* _Instructions for the task_
Select lines where the word "name" appears.

* _Extracted records_
▬▬▬▬▬▬
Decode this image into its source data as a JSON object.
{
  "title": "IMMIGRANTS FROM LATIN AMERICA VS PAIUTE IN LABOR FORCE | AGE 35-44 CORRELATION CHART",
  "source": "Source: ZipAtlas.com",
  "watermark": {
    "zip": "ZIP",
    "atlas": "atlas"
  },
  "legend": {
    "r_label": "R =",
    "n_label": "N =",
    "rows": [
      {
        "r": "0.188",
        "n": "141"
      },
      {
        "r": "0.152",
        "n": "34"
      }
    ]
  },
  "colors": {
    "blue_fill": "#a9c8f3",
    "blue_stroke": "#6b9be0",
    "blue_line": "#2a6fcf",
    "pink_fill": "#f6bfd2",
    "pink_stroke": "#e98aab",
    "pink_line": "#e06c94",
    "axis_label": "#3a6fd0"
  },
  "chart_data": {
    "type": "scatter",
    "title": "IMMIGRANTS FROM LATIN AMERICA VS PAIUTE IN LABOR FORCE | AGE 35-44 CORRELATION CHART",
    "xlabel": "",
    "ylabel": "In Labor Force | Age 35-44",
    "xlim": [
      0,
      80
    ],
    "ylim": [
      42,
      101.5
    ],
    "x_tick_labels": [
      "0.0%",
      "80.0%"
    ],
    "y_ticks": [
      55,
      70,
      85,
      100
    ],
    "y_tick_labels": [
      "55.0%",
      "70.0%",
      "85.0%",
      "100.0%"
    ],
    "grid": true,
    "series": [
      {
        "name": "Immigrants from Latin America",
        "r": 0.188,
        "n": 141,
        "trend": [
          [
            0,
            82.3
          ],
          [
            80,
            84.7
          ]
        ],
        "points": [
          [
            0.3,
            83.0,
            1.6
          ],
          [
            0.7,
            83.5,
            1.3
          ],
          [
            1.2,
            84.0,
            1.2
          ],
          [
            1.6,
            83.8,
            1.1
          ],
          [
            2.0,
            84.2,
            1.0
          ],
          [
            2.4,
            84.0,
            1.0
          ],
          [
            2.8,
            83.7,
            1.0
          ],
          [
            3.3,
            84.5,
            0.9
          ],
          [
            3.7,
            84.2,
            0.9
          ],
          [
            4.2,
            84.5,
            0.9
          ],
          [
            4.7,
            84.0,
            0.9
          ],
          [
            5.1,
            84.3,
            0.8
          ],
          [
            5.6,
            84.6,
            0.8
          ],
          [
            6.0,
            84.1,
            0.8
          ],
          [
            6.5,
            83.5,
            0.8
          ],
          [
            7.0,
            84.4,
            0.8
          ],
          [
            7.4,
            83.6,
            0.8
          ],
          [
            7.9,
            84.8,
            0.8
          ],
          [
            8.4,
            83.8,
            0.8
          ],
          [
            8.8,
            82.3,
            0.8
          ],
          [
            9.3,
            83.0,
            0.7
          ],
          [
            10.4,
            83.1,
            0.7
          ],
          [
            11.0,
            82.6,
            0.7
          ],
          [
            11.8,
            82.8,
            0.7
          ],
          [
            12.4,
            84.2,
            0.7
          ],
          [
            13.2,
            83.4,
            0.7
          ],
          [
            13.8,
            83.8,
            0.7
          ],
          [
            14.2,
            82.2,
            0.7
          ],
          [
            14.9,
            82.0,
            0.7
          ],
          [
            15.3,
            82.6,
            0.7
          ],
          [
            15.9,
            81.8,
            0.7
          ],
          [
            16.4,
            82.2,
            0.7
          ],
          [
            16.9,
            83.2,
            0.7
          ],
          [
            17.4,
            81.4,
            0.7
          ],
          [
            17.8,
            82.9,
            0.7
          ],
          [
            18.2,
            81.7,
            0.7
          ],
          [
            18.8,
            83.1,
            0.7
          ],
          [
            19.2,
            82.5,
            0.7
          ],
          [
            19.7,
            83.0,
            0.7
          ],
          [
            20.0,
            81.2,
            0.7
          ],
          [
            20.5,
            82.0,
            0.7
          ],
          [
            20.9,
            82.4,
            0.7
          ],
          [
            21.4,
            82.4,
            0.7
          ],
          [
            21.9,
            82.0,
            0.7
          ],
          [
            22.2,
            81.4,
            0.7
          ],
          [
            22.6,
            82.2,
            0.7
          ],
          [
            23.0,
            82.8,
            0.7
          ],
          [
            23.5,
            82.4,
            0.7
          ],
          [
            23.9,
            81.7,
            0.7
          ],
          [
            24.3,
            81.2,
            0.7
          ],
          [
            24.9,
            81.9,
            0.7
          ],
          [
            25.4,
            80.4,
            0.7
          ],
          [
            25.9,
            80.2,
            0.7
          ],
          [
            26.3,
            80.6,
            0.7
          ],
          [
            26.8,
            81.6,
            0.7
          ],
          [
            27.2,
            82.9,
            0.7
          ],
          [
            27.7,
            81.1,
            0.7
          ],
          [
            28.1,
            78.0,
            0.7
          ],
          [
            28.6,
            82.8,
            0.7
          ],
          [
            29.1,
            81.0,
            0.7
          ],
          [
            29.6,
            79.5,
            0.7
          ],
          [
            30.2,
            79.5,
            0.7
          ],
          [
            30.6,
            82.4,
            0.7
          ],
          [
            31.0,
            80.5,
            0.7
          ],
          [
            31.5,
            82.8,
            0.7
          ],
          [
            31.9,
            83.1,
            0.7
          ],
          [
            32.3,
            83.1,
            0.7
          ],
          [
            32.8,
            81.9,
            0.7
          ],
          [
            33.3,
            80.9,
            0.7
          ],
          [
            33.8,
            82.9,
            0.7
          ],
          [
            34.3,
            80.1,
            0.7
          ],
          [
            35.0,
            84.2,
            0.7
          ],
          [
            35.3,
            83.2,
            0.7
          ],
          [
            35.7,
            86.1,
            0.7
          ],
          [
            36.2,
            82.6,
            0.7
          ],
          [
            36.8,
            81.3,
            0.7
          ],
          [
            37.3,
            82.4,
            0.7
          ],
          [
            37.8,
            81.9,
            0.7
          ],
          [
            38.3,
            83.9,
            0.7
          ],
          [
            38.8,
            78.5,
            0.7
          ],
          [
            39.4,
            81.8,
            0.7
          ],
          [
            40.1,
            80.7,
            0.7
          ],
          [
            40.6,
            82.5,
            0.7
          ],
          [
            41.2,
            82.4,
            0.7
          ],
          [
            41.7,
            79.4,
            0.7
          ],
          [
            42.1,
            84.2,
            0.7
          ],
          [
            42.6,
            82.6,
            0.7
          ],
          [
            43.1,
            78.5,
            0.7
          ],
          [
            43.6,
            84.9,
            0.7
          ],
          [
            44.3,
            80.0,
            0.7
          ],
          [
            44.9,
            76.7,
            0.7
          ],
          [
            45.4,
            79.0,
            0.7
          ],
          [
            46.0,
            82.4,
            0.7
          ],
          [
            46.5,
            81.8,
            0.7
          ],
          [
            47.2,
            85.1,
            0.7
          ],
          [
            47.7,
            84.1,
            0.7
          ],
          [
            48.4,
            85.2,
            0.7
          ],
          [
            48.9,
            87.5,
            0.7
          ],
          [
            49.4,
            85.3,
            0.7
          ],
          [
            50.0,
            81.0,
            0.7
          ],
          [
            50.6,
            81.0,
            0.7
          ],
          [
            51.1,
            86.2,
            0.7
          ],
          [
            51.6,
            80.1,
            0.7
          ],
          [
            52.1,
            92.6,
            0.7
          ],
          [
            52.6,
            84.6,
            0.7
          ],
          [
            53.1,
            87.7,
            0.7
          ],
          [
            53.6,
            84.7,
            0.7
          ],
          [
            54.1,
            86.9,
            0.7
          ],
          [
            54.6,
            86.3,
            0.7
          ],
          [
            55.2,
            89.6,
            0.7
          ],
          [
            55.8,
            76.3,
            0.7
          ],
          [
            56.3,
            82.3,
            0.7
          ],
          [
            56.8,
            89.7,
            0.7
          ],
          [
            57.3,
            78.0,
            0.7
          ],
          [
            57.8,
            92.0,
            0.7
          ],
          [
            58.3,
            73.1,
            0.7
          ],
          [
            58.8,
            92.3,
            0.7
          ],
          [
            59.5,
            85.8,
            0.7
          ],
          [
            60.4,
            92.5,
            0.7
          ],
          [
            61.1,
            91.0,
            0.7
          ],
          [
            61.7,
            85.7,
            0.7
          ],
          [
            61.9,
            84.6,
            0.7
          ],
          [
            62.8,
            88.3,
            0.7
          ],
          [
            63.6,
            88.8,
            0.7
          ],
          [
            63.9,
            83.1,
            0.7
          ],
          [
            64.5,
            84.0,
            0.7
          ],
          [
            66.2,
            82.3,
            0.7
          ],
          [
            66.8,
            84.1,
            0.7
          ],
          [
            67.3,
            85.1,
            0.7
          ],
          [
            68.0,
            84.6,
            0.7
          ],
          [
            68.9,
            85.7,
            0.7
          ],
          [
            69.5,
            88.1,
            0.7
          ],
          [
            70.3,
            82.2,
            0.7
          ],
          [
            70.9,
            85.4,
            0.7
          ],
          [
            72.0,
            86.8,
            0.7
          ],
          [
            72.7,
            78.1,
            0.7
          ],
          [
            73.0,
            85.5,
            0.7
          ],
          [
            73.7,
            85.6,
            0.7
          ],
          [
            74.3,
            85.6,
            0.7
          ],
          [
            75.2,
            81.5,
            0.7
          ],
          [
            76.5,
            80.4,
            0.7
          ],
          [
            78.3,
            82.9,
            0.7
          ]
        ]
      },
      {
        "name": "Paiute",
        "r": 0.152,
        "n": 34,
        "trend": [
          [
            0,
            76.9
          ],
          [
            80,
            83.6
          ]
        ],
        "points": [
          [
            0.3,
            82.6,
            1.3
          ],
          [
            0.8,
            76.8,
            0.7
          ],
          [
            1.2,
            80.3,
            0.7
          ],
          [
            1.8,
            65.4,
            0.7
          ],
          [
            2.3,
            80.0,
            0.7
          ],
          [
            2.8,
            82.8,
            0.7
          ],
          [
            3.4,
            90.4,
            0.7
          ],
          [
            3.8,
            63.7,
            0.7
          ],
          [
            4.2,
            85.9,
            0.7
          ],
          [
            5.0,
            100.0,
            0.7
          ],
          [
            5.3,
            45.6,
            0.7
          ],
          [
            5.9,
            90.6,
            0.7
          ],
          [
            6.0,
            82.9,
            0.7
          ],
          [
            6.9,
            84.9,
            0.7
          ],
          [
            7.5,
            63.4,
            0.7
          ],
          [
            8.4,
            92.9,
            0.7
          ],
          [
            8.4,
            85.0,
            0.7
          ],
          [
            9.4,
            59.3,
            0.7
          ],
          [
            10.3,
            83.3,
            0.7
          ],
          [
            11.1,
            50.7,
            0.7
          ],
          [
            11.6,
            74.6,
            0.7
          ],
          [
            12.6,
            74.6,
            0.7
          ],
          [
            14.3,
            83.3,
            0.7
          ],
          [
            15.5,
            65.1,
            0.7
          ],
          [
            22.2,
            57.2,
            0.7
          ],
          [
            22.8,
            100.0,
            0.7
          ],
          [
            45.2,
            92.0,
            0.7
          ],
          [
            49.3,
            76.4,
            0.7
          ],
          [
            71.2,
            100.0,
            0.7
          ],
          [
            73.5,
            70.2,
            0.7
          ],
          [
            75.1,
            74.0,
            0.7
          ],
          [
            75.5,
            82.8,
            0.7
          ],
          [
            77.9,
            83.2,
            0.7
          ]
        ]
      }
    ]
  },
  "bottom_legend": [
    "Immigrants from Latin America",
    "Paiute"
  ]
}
▬▬▬▬▬▬
* _The reply_
        "name": "Immigrants from Latin America",
        "name": "Paiute",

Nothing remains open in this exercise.